===== Text for analysis
Potential limitations of our study are important to consider when interpreting our results. The retrospective design dictated that only documented cervical examinations could be analyzed. Although efforts are made to accurately record all examinations in the medical record, it is possible particularly in the first few months of the academic year that for a single documented examination, a second examination was performed to check the quality of the first. This practice is standard at teaching centers where new residents have limited experience in performing cervical examinations and their clinical assessment needs validation. We would offer that this misclassification would most likely lead to a nondifferential bias, but this remains a potential source of bias. Our large cohort and post hoc power calculation revealed power to detect clinically significant risk of maternal fever conferred by increasing cervical examinations in our cohort. However, estimates below that threshold, which some may still consider clinically significant, and those within subgroup analyses were limited in their precision and should be interpreted with care. Our cohort was recruited from a single tertiary care medical center with urban, mostly African American patients. However, the incidence of fever in our population was 7.4%, which is similar to the incidence of maternal fever found in large cohorts of women at other teaching hospitals8 and to the incidence of clinical chorioamnionitis found in a multicenter trial of premature rupture of membranes at term.9 Thus, although our results may not be generalizable to all populations of obstetric patients, our findings are relevant to large teaching medical centers where the possibility of multiple cervical examinations is greatest. Lastly, despite an increase rate of epidural use in febrile women, this was not a statistically significant factor in the final models for risk of fever despite the fact that prior work has demonstrated an association between regional anesthesia and maternal fever. If an association exists, we believe that our data did not support that finding because so few women had no regional anesthesia, limiting our power to detect this association. This remains an important consideration for the generalizability of our results, because our study was primarily one of women with epidural anesthesia.
==========
===== The data
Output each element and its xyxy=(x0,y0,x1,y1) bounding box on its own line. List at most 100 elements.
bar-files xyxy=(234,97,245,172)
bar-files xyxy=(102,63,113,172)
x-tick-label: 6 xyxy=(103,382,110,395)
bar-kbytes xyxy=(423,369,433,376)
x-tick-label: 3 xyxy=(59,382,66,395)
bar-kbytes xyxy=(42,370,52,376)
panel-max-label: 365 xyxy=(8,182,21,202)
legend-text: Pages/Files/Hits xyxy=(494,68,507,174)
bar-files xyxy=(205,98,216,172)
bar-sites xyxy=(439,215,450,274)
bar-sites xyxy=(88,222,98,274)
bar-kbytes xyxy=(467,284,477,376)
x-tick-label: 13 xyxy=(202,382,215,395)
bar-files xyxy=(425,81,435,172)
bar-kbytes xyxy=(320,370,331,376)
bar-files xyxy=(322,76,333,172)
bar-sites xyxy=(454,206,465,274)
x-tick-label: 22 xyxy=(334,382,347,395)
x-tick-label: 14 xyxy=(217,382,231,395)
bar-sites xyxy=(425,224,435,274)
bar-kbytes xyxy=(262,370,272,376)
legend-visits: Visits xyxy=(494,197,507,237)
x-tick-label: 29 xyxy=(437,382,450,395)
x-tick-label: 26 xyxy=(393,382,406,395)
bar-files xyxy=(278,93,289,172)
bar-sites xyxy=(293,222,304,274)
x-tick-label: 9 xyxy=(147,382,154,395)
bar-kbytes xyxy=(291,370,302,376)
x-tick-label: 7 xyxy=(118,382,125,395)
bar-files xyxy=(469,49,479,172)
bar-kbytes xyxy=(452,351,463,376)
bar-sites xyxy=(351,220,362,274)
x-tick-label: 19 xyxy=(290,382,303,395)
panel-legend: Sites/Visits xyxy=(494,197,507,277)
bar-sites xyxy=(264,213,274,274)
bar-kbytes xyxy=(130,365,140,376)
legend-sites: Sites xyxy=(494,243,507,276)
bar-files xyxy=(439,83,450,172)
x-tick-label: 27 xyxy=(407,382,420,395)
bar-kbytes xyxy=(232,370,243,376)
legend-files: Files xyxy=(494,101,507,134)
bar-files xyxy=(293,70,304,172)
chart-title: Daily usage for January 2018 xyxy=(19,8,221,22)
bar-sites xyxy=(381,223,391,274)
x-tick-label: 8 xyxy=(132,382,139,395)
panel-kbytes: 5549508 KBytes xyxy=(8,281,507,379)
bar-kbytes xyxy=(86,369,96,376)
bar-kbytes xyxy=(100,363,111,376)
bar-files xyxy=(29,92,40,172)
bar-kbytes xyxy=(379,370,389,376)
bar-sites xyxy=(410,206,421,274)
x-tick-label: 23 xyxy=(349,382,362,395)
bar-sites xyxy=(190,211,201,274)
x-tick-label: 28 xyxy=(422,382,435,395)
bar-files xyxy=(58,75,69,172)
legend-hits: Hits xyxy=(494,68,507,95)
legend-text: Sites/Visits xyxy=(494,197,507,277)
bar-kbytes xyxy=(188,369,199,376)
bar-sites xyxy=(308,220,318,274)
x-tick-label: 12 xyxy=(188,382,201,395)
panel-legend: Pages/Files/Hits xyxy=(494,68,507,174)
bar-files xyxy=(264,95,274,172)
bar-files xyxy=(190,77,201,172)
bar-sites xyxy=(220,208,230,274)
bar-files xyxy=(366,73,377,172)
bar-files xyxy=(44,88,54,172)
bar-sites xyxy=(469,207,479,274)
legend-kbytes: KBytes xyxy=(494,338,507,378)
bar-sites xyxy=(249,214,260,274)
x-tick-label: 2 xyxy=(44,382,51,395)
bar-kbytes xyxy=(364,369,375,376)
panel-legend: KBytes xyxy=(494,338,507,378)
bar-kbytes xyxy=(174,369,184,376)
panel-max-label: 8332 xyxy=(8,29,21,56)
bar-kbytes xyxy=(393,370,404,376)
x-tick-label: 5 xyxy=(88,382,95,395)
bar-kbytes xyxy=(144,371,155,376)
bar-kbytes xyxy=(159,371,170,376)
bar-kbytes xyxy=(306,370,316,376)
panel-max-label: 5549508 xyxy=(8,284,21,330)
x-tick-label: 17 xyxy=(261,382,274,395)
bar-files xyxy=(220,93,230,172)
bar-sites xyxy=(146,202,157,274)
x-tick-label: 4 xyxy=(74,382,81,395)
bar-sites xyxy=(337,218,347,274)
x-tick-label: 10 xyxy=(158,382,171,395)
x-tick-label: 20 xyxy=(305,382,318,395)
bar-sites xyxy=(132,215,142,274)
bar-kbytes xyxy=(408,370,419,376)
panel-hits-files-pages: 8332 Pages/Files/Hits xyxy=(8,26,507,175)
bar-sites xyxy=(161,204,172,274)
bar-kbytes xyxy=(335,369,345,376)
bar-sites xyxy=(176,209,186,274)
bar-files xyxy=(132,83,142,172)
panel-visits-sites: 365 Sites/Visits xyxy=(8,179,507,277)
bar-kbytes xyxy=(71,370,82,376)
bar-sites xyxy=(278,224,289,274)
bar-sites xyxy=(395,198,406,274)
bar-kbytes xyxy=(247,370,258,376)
==========
## Task set
(1) List each limitation of the study that the passage on study limitations describes.
(2) Resume the passage on study limitations, starting right after its final sentence.

## Responses for each task
(1)
1. The retrospective design meant that only documented cervical examinations could be analyzed. A second examination performed to check a resident's first may have gone unrecorded.
2. Estimates below the power threshold, and those within subgroup analyses, had limited precision and should be interpreted with care.
3. The cohort came from a single tertiary care medical center with urban, mostly African American patients, so the results may not be generalizable to all obstetric populations.
4. So few women had no regional anesthesia that the study had limited power to detect an association between epidural use and maternal fever.

(2)
In conclusion, our large retrospective cohort of consecutive term second-stage deliveries found no significant association between number of cervical examinations and risk of maternal fever, even when multiple cervical examinations were performed after rupture of membranes. Clinicians may be reassured that increasing the number of cervical examinations in term labor does not place their patients at increased risk of peripartum fever.